Task material ->
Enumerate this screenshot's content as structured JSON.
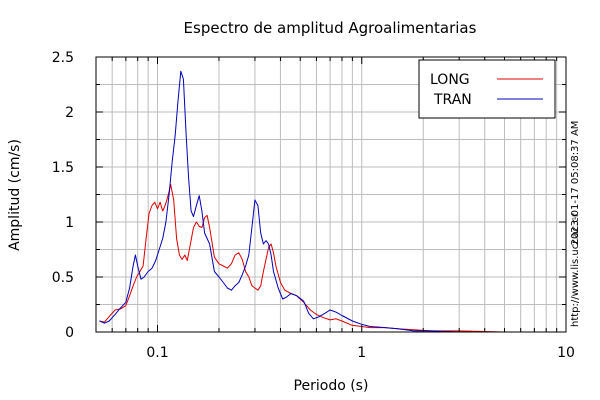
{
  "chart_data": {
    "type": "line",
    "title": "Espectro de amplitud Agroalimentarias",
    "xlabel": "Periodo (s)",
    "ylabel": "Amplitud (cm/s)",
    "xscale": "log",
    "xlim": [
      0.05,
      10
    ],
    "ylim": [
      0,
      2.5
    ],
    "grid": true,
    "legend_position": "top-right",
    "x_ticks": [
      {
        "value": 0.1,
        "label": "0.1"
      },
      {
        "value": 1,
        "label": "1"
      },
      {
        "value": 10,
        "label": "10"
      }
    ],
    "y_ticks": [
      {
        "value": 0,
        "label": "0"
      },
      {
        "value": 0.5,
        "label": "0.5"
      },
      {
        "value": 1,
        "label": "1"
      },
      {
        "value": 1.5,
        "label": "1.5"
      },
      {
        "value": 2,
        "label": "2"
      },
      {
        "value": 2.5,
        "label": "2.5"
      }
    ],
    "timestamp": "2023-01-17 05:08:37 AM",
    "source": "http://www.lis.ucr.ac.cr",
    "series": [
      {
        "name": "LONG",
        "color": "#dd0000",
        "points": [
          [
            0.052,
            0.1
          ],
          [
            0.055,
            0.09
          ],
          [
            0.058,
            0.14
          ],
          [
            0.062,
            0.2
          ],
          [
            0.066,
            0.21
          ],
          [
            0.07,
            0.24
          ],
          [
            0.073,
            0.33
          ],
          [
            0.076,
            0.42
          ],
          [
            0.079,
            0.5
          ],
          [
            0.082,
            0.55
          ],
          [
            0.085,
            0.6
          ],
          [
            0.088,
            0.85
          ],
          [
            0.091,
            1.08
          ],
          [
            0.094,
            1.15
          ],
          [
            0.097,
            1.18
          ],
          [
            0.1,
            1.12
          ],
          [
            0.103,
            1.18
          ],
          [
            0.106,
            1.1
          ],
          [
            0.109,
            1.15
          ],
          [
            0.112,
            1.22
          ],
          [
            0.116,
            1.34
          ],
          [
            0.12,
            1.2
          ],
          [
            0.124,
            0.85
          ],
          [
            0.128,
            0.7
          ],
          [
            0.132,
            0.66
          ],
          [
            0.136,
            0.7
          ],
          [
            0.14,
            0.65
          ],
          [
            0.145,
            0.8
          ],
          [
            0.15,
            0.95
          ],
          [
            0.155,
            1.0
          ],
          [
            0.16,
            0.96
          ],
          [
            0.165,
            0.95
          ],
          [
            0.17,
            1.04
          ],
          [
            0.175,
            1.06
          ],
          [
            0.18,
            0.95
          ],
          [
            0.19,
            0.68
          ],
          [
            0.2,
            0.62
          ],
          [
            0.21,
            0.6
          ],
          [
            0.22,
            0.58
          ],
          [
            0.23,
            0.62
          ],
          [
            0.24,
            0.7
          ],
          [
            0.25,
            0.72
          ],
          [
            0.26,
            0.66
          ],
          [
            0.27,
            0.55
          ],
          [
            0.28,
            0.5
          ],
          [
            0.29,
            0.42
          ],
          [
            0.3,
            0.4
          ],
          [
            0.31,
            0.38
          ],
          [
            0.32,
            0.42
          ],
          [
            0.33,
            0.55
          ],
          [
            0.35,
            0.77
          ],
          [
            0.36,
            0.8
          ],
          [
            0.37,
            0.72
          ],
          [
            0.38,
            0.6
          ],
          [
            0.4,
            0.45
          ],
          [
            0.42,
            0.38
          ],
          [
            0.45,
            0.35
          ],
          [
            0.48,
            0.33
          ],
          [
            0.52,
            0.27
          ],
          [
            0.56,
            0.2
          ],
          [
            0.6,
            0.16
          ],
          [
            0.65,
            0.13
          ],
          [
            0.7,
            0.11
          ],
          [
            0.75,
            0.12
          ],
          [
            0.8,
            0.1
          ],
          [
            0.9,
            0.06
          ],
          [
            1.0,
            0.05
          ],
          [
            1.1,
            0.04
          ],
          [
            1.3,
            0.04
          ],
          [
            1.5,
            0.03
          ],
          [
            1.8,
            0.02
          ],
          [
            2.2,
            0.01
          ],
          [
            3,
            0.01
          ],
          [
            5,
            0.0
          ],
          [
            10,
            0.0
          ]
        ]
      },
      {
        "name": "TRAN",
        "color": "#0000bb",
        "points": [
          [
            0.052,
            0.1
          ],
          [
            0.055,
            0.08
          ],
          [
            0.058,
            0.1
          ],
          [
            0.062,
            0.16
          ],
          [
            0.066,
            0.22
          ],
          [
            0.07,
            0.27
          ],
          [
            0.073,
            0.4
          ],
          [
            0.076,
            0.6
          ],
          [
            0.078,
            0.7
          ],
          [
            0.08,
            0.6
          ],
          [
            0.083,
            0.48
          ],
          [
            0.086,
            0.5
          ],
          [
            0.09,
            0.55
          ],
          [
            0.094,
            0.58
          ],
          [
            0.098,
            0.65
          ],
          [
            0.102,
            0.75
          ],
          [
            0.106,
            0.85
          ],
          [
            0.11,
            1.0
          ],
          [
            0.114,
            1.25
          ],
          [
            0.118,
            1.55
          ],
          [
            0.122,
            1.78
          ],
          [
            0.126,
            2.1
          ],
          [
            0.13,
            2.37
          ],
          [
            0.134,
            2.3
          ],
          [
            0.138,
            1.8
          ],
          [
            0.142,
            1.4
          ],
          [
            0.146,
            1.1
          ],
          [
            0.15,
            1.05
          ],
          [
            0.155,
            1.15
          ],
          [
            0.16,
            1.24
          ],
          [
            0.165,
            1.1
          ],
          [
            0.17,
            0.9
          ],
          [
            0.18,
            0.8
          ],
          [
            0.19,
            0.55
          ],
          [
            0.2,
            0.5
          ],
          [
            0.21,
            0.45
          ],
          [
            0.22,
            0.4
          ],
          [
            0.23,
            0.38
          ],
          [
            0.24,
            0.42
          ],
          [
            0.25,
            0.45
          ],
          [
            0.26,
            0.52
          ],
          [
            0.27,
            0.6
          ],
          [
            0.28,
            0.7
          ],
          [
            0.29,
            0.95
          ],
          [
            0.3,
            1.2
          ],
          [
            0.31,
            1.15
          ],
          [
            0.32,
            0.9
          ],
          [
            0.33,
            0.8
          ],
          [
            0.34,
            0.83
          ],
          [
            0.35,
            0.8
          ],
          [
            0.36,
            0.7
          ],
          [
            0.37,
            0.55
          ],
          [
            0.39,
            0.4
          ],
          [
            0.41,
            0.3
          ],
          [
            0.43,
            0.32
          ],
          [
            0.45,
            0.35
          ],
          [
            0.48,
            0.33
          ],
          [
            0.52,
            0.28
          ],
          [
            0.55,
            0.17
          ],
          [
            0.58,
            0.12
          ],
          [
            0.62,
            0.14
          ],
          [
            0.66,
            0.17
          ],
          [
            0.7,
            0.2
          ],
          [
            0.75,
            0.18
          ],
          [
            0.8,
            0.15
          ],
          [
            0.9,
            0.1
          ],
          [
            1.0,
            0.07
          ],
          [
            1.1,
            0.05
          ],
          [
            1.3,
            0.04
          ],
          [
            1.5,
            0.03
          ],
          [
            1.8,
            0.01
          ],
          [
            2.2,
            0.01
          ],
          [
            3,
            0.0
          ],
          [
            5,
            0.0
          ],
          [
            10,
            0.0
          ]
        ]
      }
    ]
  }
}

Requirements -> From the data above, copy each line that has the string "value".

Correct output ->
        "value": 0.1,
        "value": 1,
        "value": 10,
        "value": 0,
        "value": 0.5,
        "value": 1,
        "value": 1.5,
        "value": 2,
        "value": 2.5,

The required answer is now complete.